### What you should do
Write out the entire listing below exactly as it appears, minus any pictures.

* BEGIN *

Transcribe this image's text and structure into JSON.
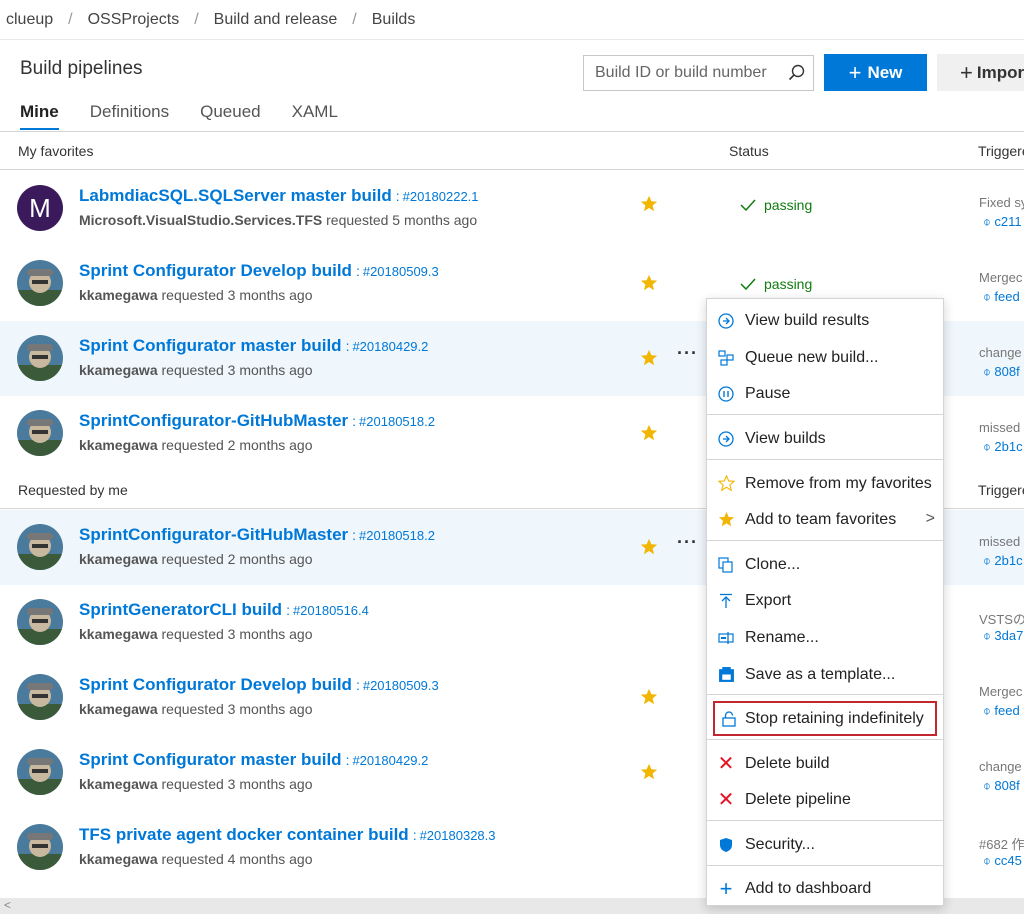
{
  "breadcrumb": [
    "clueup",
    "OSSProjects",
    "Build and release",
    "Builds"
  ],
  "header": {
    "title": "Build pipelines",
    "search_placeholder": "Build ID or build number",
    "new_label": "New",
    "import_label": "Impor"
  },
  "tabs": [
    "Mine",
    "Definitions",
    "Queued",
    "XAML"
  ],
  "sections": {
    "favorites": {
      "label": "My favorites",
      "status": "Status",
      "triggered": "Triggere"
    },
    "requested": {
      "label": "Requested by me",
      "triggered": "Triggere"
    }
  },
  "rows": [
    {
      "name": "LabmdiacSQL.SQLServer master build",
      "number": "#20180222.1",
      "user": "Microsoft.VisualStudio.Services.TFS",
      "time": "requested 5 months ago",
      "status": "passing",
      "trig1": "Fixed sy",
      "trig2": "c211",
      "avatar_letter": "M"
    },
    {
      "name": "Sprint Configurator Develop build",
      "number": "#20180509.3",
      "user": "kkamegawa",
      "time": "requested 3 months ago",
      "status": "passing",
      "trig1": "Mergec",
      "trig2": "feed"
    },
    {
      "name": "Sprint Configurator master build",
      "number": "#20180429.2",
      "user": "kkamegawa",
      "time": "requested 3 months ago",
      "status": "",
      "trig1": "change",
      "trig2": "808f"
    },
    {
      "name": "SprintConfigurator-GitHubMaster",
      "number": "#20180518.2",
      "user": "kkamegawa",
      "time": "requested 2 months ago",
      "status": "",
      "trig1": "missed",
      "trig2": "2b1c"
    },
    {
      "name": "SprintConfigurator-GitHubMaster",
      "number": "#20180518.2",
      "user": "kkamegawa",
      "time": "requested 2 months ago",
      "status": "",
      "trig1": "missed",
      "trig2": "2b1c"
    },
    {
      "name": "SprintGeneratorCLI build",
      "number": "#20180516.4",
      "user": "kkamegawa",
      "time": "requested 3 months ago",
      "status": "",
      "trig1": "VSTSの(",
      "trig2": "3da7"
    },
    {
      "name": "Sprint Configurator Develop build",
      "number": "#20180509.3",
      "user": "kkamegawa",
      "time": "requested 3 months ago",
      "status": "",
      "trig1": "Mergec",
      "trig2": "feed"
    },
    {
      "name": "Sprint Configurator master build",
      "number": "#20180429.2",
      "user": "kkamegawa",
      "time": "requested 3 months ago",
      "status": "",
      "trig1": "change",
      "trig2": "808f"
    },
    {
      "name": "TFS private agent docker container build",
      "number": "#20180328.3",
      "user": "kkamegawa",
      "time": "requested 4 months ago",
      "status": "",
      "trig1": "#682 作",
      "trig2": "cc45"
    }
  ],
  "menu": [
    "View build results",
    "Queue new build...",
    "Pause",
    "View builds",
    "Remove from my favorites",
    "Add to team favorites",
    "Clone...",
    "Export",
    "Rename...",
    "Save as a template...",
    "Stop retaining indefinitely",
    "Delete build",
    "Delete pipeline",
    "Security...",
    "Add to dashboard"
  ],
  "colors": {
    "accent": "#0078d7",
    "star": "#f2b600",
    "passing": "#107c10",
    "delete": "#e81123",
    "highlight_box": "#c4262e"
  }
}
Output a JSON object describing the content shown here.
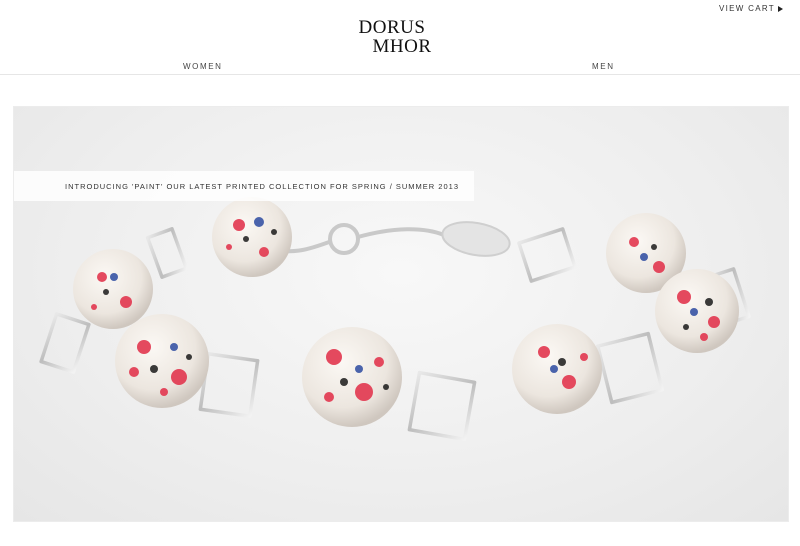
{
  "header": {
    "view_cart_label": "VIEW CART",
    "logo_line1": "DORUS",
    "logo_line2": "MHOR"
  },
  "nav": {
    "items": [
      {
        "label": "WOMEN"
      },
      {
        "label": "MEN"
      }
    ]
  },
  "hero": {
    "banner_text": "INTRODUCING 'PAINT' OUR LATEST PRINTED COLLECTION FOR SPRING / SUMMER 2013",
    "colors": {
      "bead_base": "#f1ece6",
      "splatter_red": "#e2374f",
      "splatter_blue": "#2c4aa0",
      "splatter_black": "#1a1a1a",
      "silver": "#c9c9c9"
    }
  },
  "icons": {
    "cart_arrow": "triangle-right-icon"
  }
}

* END *

### Correct output
Transcribe this image's text and structure into JSON.
{
  "breadcrumb": [
    "clueup",
    "OSSProjects",
    "Build and release",
    "Builds"
  ],
  "header": {
    "title": "Build pipelines",
    "search_placeholder": "Build ID or build number",
    "new_label": "New",
    "import_label": "Impor"
  },
  "tabs": [
    "Mine",
    "Definitions",
    "Queued",
    "XAML"
  ],
  "sections": {
    "favorites": {
      "label": "My favorites",
      "status": "Status",
      "triggered": "Triggere"
    },
    "requested": {
      "label": "Requested by me",
      "triggered": "Triggere"
    }
  },
  "rows": [
    {
      "name": "LabmdiacSQL.SQLServer master build",
      "number": "#20180222.1",
      "user": "Microsoft.VisualStudio.Services.TFS",
      "time": "requested 5 months ago",
      "status": "passing",
      "trig1": "Fixed sy",
      "trig2": "c211",
      "avatar_letter": "M"
    },
    {
      "name": "Sprint Configurator Develop build",
      "number": "#20180509.3",
      "user": "kkamegawa",
      "time": "requested 3 months ago",
      "status": "passing",
      "trig1": "Mergec",
      "trig2": "feed"
    },
    {
      "name": "Sprint Configurator master build",
      "number": "#20180429.2",
      "user": "kkamegawa",
      "time": "requested 3 months ago",
      "status": "",
      "trig1": "change",
      "trig2": "808f"
    },
    {
      "name": "SprintConfigurator-GitHubMaster",
      "number": "#20180518.2",
      "user": "kkamegawa",
      "time": "requested 2 months ago",
      "status": "",
      "trig1": "missed",
      "trig2": "2b1c"
    },
    {
      "name": "SprintConfigurator-GitHubMaster",
      "number": "#20180518.2",
      "user": "kkamegawa",
      "time": "requested 2 months ago",
      "status": "",
      "trig1": "missed",
      "trig2": "2b1c"
    },
    {
      "name": "SprintGeneratorCLI build",
      "number": "#20180516.4",
      "user": "kkamegawa",
      "time": "requested 3 months ago",
      "status": "",
      "trig1": "VSTSの(",
      "trig2": "3da7"
    },
    {
      "name": "Sprint Configurator Develop build",
      "number": "#20180509.3",
      "user": "kkamegawa",
      "time": "requested 3 months ago",
      "status": "",
      "trig1": "Mergec",
      "trig2": "feed"
    },
    {
      "name": "Sprint Configurator master build",
      "number": "#20180429.2",
      "user": "kkamegawa",
      "time": "requested 3 months ago",
      "status": "",
      "trig1": "change",
      "trig2": "808f"
    },
    {
      "name": "TFS private agent docker container build",
      "number": "#20180328.3",
      "user": "kkamegawa",
      "time": "requested 4 months ago",
      "status": "",
      "trig1": "#682 作",
      "trig2": "cc45"
    }
  ],
  "menu": [
    "View build results",
    "Queue new build...",
    "Pause",
    "View builds",
    "Remove from my favorites",
    "Add to team favorites",
    "Clone...",
    "Export",
    "Rename...",
    "Save as a template...",
    "Stop retaining indefinitely",
    "Delete build",
    "Delete pipeline",
    "Security...",
    "Add to dashboard"
  ],
  "colors": {
    "accent": "#0078d7",
    "star": "#f2b600",
    "passing": "#107c10",
    "delete": "#e81123",
    "highlight_box": "#c4262e"
  }
}
Output a JSON object describing the content shown here.
{
  "header": {
    "view_cart_label": "VIEW CART",
    "logo_line1": "DORUS",
    "logo_line2": "MHOR"
  },
  "nav": {
    "items": [
      {
        "label": "WOMEN"
      },
      {
        "label": "MEN"
      }
    ]
  },
  "hero": {
    "banner_text": "INTRODUCING 'PAINT' OUR LATEST PRINTED COLLECTION FOR SPRING / SUMMER 2013",
    "colors": {
      "bead_base": "#f1ece6",
      "splatter_red": "#e2374f",
      "splatter_blue": "#2c4aa0",
      "splatter_black": "#1a1a1a",
      "silver": "#c9c9c9"
    }
  },
  "icons": {
    "cart_arrow": "triangle-right-icon"
  }
}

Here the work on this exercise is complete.